*Brief*
Do any lines in the data below contain "leaues"? If so, copy every one of them.

*Exercise material*
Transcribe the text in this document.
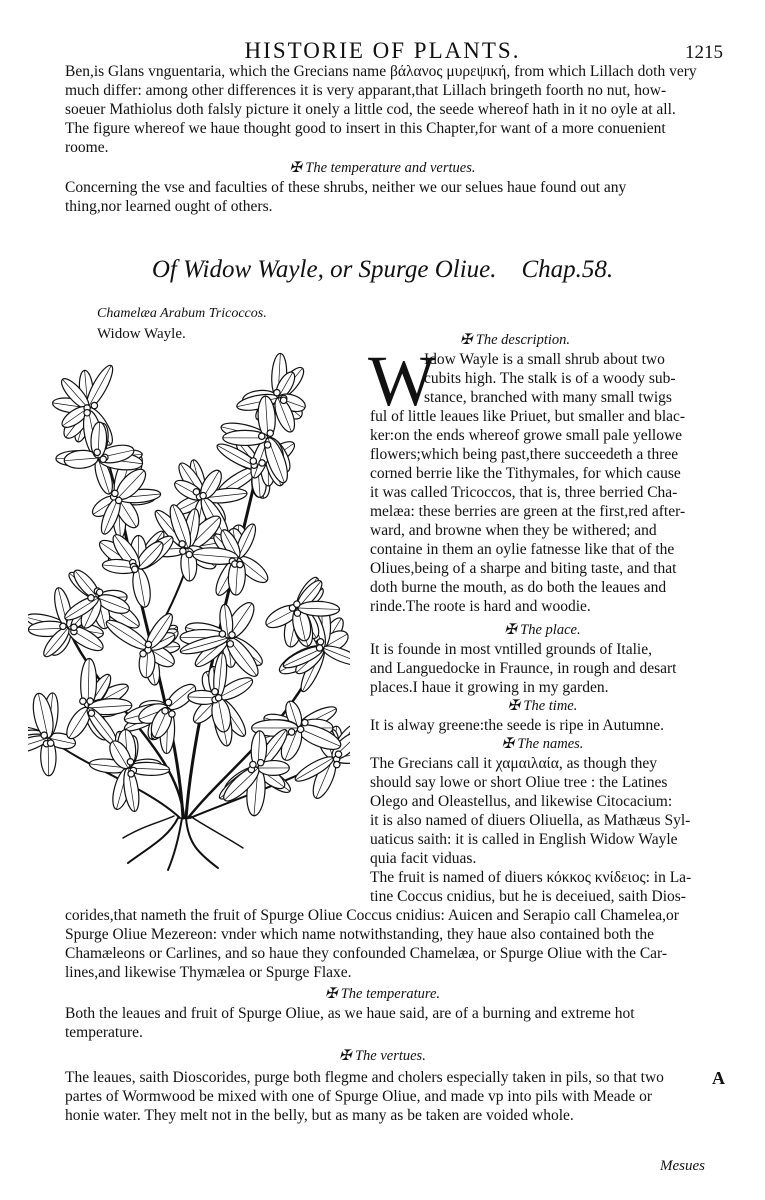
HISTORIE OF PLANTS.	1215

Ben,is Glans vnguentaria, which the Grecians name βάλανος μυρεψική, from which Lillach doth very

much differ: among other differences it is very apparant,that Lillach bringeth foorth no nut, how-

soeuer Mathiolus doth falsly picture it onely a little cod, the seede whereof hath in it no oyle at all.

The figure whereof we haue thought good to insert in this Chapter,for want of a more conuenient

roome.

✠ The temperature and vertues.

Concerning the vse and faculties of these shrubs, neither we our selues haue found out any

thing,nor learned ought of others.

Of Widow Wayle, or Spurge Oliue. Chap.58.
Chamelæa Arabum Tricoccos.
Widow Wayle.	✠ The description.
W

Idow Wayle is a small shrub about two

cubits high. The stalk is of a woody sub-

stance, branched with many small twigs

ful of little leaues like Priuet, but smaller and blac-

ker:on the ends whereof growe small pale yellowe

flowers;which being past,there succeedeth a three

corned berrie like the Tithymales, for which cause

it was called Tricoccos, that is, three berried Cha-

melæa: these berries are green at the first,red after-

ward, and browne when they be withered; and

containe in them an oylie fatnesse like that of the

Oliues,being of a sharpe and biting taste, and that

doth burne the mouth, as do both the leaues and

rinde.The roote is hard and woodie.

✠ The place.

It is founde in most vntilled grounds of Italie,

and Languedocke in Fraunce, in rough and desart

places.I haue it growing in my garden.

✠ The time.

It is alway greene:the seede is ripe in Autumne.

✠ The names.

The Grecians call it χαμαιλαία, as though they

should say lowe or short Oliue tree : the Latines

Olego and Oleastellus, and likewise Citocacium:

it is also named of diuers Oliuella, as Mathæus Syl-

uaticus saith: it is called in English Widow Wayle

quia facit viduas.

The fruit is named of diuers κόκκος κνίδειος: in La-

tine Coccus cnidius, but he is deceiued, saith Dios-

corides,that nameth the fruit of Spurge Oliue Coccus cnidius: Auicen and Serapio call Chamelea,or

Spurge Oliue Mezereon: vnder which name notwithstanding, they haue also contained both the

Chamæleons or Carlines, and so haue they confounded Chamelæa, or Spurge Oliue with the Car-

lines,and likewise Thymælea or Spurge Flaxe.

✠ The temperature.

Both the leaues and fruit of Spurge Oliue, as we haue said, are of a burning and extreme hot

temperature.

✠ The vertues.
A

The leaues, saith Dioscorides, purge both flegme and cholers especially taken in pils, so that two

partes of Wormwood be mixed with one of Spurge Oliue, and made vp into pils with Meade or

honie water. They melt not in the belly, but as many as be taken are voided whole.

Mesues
...
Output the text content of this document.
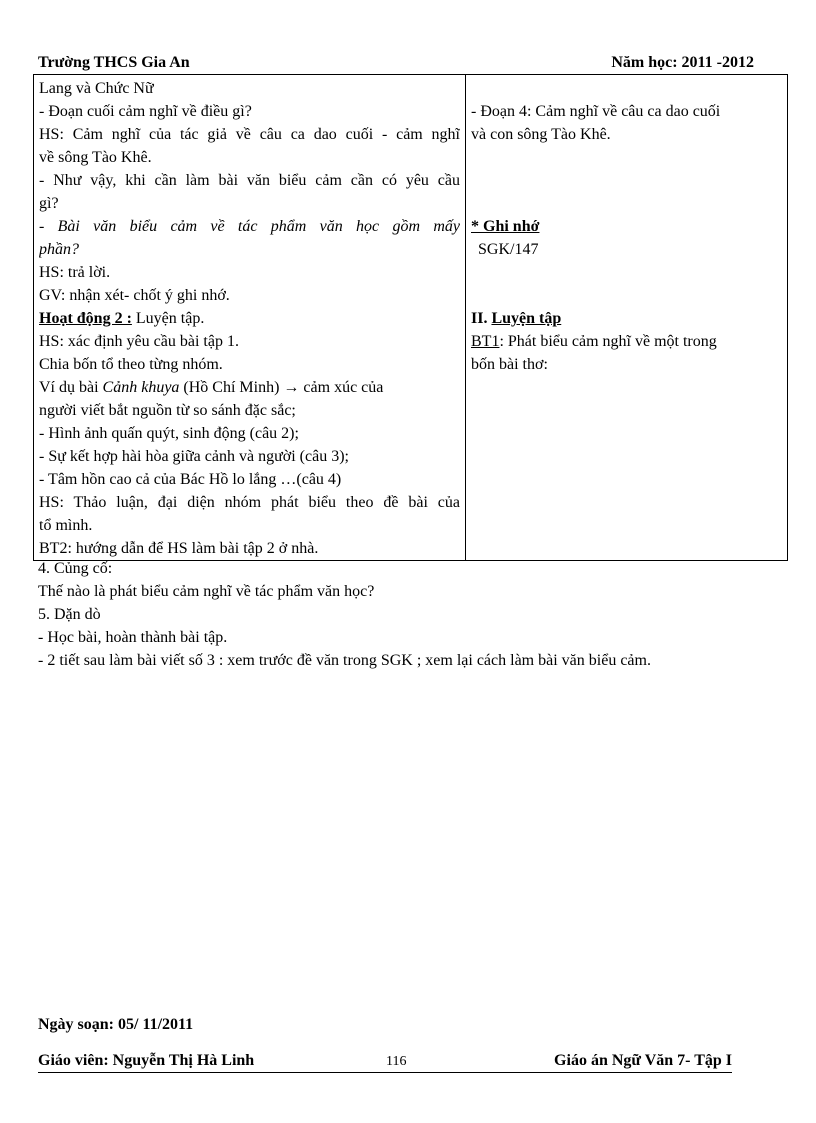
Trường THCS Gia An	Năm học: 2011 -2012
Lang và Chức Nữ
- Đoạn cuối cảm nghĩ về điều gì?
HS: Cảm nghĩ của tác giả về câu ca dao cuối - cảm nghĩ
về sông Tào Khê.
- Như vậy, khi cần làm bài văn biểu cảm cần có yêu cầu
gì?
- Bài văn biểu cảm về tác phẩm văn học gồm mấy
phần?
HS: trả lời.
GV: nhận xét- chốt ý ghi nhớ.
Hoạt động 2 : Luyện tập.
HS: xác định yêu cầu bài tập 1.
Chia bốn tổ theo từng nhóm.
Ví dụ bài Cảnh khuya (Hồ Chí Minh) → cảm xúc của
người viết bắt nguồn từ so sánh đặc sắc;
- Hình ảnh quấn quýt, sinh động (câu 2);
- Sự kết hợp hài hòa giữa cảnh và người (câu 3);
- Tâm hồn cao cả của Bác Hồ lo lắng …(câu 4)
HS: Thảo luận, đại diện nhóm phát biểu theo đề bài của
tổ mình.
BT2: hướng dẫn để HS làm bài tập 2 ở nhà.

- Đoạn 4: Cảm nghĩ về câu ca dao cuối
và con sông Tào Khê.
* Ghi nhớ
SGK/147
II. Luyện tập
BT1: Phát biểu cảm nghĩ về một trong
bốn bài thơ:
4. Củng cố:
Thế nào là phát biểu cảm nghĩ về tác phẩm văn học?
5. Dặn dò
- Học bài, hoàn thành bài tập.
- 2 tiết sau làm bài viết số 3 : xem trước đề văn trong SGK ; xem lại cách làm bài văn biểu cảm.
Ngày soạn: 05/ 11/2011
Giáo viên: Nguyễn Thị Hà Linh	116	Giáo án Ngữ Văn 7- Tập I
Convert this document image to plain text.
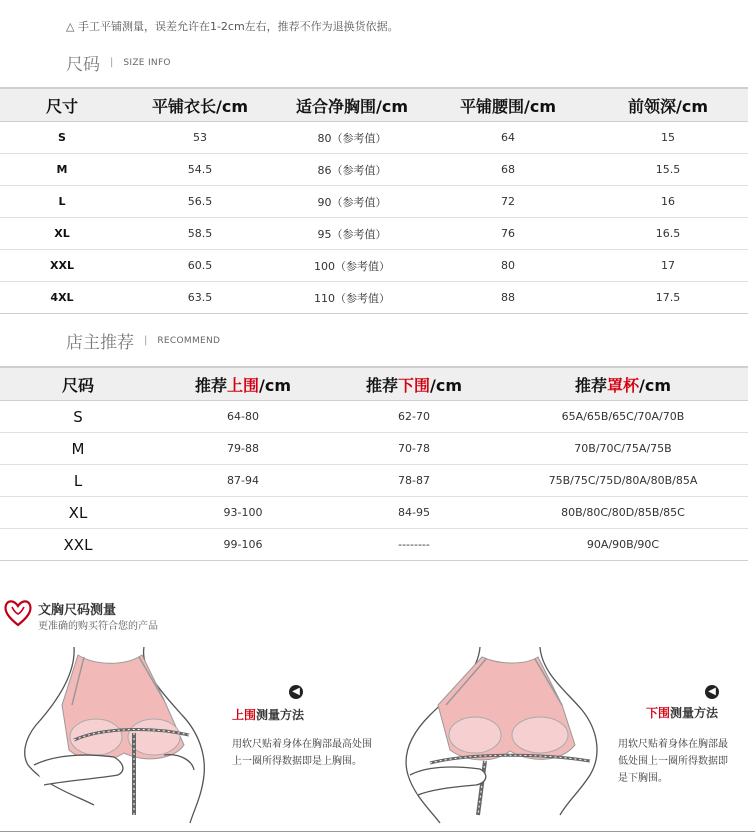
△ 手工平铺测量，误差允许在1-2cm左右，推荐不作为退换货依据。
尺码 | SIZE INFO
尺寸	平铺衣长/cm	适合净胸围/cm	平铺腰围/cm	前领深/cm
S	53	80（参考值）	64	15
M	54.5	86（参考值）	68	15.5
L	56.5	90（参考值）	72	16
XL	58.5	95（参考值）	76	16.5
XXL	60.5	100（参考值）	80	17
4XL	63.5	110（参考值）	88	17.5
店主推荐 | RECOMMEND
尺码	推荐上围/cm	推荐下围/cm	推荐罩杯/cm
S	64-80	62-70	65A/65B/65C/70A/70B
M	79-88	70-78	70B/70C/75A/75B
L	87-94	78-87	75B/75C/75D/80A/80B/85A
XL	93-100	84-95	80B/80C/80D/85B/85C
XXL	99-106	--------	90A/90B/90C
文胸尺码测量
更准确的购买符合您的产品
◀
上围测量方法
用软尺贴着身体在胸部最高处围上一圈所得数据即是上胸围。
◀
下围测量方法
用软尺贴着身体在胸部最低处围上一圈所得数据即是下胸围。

*Final result*
ful of little leaues like Priuet, but smaller and blac-
doth burne the mouth, as do both the leaues and
Both the leaues and fruit of Spurge Oliue, as we haue said, are of a burning and extreme hot
The leaues, saith Dioscorides, purge both flegme and cholers especially taken in pils, so that two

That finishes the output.